— begin —

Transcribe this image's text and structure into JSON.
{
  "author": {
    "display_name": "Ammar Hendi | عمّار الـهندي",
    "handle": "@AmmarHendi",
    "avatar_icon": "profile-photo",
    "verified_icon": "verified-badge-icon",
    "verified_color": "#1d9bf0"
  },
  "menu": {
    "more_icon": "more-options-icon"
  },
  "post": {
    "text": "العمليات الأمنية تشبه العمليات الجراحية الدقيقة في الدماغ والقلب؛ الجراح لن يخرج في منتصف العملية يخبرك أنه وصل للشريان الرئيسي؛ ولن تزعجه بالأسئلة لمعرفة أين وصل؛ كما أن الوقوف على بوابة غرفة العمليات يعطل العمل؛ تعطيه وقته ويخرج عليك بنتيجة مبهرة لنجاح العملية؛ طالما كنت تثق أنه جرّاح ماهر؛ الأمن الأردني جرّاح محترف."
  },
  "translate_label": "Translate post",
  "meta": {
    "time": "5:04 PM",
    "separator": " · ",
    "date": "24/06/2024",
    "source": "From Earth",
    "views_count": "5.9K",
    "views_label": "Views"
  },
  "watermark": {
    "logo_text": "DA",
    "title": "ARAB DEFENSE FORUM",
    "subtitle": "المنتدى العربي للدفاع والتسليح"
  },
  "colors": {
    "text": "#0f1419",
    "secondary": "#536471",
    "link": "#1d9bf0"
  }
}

— end —
— begin —

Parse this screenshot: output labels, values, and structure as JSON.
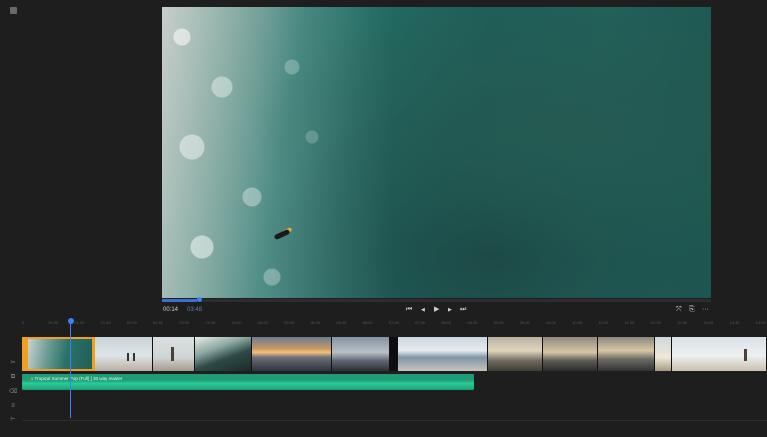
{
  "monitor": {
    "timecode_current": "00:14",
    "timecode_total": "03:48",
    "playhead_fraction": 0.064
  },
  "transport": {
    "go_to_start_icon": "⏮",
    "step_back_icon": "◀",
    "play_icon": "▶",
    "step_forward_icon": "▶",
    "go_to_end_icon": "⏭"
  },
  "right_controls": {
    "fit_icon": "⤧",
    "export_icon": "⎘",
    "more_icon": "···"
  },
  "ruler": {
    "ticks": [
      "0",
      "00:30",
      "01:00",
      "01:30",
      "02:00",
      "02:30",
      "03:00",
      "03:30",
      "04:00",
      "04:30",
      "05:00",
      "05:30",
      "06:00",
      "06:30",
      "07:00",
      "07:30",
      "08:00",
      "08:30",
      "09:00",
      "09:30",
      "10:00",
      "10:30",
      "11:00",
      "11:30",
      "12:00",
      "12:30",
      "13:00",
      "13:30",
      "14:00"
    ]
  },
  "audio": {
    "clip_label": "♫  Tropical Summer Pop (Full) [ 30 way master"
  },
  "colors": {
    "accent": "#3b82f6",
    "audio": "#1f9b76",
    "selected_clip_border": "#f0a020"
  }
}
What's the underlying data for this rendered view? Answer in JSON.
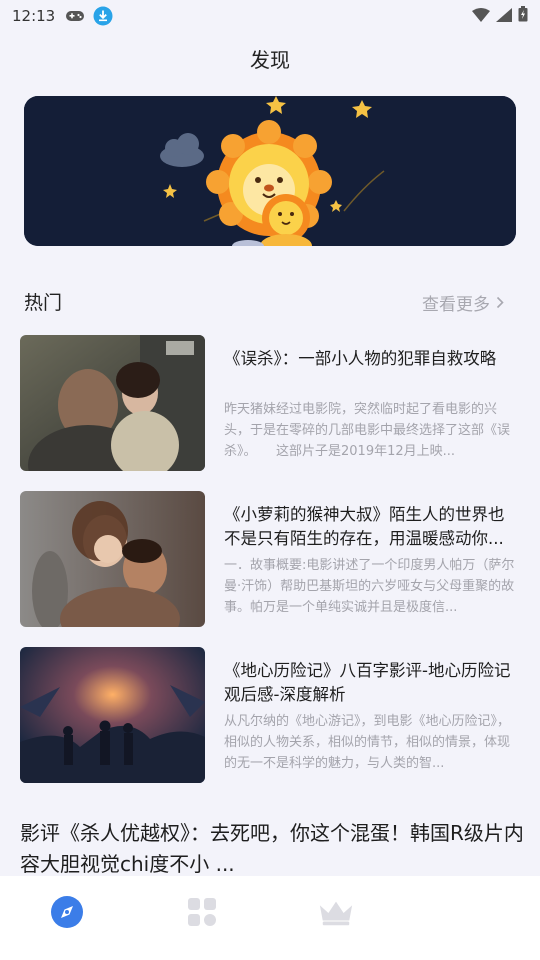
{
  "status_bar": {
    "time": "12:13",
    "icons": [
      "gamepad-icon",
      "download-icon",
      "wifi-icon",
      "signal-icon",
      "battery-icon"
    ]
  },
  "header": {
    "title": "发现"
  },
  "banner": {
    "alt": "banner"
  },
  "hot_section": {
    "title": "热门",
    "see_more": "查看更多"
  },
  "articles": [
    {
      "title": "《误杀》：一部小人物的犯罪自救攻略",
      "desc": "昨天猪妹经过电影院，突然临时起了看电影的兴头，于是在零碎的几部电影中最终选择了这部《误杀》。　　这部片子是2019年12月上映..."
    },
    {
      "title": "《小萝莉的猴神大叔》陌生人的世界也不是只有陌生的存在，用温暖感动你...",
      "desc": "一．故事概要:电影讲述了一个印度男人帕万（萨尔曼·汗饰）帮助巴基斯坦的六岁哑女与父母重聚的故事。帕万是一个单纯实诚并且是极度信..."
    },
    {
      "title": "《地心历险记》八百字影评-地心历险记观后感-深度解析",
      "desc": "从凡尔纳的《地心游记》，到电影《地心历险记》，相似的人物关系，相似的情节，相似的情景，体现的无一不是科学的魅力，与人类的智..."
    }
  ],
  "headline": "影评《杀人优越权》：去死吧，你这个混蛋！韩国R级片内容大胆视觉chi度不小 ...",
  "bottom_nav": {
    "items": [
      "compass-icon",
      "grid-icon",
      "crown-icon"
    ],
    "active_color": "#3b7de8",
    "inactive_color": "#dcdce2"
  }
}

— end —

• **OBJECTIVE**:
Give only the number of lines in the data that hold the word "desc".

• **OUTPUT OF THE TASK**:
3